__What is needed__. Reproduce each of the following entries line for line, with no alterations.

__Extracted records__.
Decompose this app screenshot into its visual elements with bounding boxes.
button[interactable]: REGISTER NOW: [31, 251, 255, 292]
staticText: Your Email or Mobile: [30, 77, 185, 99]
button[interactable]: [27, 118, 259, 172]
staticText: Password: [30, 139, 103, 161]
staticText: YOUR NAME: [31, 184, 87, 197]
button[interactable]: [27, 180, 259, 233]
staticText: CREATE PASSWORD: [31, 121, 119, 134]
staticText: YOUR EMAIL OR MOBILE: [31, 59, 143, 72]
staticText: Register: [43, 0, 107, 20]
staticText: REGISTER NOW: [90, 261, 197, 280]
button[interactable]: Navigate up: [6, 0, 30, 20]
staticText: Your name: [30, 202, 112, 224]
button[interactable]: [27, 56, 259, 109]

__Exercise output__.
Decompose this app screenshot into its visual elements with bounding boxes.
button[interactable]: REGISTER NOW: [31, 251, 255, 292]
staticText: Your Email or Mobile: [30, 77, 185, 99]
button[interactable]: [27, 118, 259, 172]
staticText: Password: [30, 139, 103, 161]
staticText: YOUR NAME: [31, 184, 87, 197]
button[interactable]: [27, 180, 259, 233]
staticText: CREATE PASSWORD: [31, 121, 119, 134]
staticText: YOUR EMAIL OR MOBILE: [31, 59, 143, 72]
staticText: Register: [43, 0, 107, 20]
staticText: REGISTER NOW: [90, 261, 197, 280]
button[interactable]: Navigate up: [6, 0, 30, 20]
staticText: Your name: [30, 202, 112, 224]
button[interactable]: [27, 56, 259, 109]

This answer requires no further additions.